## start EXTRACTED ENTRIES

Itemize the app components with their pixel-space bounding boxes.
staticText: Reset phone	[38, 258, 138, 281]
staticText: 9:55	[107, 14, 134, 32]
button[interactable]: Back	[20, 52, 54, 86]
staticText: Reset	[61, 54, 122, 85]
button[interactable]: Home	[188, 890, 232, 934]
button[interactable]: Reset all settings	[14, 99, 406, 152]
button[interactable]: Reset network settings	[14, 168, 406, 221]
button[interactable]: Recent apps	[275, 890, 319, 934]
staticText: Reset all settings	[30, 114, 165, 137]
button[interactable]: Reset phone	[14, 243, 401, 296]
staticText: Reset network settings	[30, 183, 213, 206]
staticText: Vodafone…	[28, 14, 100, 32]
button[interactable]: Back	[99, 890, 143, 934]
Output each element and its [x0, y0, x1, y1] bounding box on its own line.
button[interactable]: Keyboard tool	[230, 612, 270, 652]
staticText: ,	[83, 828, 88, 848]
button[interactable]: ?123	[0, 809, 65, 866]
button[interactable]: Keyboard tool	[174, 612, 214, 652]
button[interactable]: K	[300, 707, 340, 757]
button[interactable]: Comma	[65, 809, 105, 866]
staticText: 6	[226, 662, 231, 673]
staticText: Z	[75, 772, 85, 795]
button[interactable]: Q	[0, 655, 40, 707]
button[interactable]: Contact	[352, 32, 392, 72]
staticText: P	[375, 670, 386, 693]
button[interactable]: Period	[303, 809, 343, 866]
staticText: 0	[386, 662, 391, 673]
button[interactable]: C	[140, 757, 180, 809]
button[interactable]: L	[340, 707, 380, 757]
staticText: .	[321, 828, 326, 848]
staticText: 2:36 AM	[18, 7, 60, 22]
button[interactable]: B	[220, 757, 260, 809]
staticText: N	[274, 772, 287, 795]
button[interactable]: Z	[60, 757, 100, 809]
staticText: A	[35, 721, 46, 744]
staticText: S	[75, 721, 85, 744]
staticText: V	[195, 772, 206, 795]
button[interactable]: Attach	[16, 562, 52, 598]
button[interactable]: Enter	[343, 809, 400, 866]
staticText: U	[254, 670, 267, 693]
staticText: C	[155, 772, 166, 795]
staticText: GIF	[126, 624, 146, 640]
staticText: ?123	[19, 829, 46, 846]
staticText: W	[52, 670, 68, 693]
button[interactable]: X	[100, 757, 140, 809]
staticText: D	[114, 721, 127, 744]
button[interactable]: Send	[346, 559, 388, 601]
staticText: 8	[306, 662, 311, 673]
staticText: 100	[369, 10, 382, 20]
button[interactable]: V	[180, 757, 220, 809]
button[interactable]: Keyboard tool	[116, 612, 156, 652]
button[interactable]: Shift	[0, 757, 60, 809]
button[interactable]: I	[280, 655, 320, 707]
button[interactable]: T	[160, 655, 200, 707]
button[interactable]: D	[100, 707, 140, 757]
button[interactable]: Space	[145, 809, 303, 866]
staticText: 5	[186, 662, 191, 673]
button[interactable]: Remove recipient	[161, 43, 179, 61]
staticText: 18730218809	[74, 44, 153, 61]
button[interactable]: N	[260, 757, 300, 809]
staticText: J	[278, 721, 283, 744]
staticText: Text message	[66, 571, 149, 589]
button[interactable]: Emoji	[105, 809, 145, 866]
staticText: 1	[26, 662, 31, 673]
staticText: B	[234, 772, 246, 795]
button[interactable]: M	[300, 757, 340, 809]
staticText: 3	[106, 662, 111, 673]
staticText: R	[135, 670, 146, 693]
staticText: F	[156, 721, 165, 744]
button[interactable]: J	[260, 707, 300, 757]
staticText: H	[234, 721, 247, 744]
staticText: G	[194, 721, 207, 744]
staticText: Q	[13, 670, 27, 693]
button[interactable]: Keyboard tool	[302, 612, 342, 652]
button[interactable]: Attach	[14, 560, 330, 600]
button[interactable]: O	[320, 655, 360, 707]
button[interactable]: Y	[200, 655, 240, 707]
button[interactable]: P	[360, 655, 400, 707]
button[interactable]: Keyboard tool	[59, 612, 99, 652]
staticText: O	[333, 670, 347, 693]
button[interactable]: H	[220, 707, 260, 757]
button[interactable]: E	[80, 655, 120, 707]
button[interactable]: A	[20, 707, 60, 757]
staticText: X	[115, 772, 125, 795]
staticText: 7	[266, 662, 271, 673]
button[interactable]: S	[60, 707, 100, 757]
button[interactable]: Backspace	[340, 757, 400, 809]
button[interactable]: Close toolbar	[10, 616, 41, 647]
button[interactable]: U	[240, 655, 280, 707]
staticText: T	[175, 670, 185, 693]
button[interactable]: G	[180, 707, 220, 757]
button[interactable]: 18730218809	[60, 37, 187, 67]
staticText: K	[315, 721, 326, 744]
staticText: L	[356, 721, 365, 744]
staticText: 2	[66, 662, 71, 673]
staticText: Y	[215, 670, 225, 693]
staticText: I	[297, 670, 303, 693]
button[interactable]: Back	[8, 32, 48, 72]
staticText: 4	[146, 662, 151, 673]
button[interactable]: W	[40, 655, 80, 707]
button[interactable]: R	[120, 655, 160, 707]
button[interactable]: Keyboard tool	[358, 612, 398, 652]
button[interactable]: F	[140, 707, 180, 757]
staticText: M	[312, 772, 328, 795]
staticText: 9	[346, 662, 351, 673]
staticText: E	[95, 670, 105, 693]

## end EXTRACTED ENTRIES

◆ WHAT IS REQUIRED
Extract every row above verbatim, keeping each on its own line and in its original order.

◆ CORRECT ANSWER
Itemize the app components with their pixel-space bounding boxes.
staticText: Reset phone	[38, 258, 138, 281]
staticText: 9:55	[107, 14, 134, 32]
button[interactable]: Back	[20, 52, 54, 86]
staticText: Reset	[61, 54, 122, 85]
button[interactable]: Home	[188, 890, 232, 934]
button[interactable]: Reset all settings	[14, 99, 406, 152]
button[interactable]: Reset network settings	[14, 168, 406, 221]
button[interactable]: Recent apps	[275, 890, 319, 934]
staticText: Reset all settings	[30, 114, 165, 137]
button[interactable]: Reset phone	[14, 243, 401, 296]
staticText: Reset network settings	[30, 183, 213, 206]
staticText: Vodafone…	[28, 14, 100, 32]
button[interactable]: Back	[99, 890, 143, 934]
Output each element and its [x0, y0, x1, y1] bounding box on its own line.
button[interactable]: Keyboard tool	[230, 612, 270, 652]
staticText: ,	[83, 828, 88, 848]
button[interactable]: ?123	[0, 809, 65, 866]
button[interactable]: Keyboard tool	[174, 612, 214, 652]
button[interactable]: K	[300, 707, 340, 757]
button[interactable]: Comma	[65, 809, 105, 866]
staticText: 6	[226, 662, 231, 673]
staticText: Z	[75, 772, 85, 795]
button[interactable]: Q	[0, 655, 40, 707]
button[interactable]: Contact	[352, 32, 392, 72]
staticText: P	[375, 670, 386, 693]
button[interactable]: Period	[303, 809, 343, 866]
staticText: 0	[386, 662, 391, 673]
button[interactable]: C	[140, 757, 180, 809]
button[interactable]: L	[340, 707, 380, 757]
staticText: .	[321, 828, 326, 848]
staticText: 2:36 AM	[18, 7, 60, 22]
button[interactable]: B	[220, 757, 260, 809]
staticText: N	[274, 772, 287, 795]
button[interactable]: Z	[60, 757, 100, 809]
staticText: A	[35, 721, 46, 744]
staticText: S	[75, 721, 85, 744]
staticText: V	[195, 772, 206, 795]
button[interactable]: Attach	[16, 562, 52, 598]
button[interactable]: Enter	[343, 809, 400, 866]
staticText: U	[254, 670, 267, 693]
staticText: C	[155, 772, 166, 795]
staticText: GIF	[126, 624, 146, 640]
staticText: ?123	[19, 829, 46, 846]
staticText: W	[52, 670, 68, 693]
button[interactable]: X	[100, 757, 140, 809]
staticText: D	[114, 721, 127, 744]
button[interactable]: Send	[346, 559, 388, 601]
staticText: 8	[306, 662, 311, 673]
staticText: 100	[369, 10, 382, 20]
button[interactable]: V	[180, 757, 220, 809]
button[interactable]: Keyboard tool	[116, 612, 156, 652]
button[interactable]: Shift	[0, 757, 60, 809]
button[interactable]: I	[280, 655, 320, 707]
button[interactable]: T	[160, 655, 200, 707]
button[interactable]: D	[100, 707, 140, 757]
button[interactable]: Space	[145, 809, 303, 866]
staticText: 5	[186, 662, 191, 673]
button[interactable]: Remove recipient	[161, 43, 179, 61]
staticText: 18730218809	[74, 44, 153, 61]
button[interactable]: N	[260, 757, 300, 809]
staticText: J	[278, 721, 283, 744]
staticText: Text message	[66, 571, 149, 589]
button[interactable]: Emoji	[105, 809, 145, 866]
staticText: 1	[26, 662, 31, 673]
staticText: B	[234, 772, 246, 795]
button[interactable]: M	[300, 757, 340, 809]
staticText: 3	[106, 662, 111, 673]
staticText: R	[135, 670, 146, 693]
staticText: F	[156, 721, 165, 744]
button[interactable]: J	[260, 707, 300, 757]
staticText: H	[234, 721, 247, 744]
staticText: G	[194, 721, 207, 744]
staticText: Q	[13, 670, 27, 693]
button[interactable]: Keyboard tool	[302, 612, 342, 652]
button[interactable]: Attach	[14, 560, 330, 600]
button[interactable]: O	[320, 655, 360, 707]
button[interactable]: Y	[200, 655, 240, 707]
button[interactable]: P	[360, 655, 400, 707]
button[interactable]: Keyboard tool	[59, 612, 99, 652]
staticText: O	[333, 670, 347, 693]
button[interactable]: H	[220, 707, 260, 757]
button[interactable]: E	[80, 655, 120, 707]
button[interactable]: A	[20, 707, 60, 757]
staticText: X	[115, 772, 125, 795]
staticText: 7	[266, 662, 271, 673]
button[interactable]: S	[60, 707, 100, 757]
button[interactable]: Backspace	[340, 757, 400, 809]
button[interactable]: Close toolbar	[10, 616, 41, 647]
button[interactable]: U	[240, 655, 280, 707]
staticText: T	[175, 670, 185, 693]
button[interactable]: G	[180, 707, 220, 757]
button[interactable]: 18730218809	[60, 37, 187, 67]
staticText: K	[315, 721, 326, 744]
staticText: L	[356, 721, 365, 744]
staticText: 2	[66, 662, 71, 673]
staticText: Y	[215, 670, 225, 693]
staticText: I	[297, 670, 303, 693]
button[interactable]: Back	[8, 32, 48, 72]
staticText: 4	[146, 662, 151, 673]
button[interactable]: W	[40, 655, 80, 707]
button[interactable]: R	[120, 655, 160, 707]
button[interactable]: Keyboard tool	[358, 612, 398, 652]
button[interactable]: F	[140, 707, 180, 757]
staticText: M	[312, 772, 328, 795]
staticText: 9	[346, 662, 351, 673]
staticText: E	[95, 670, 105, 693]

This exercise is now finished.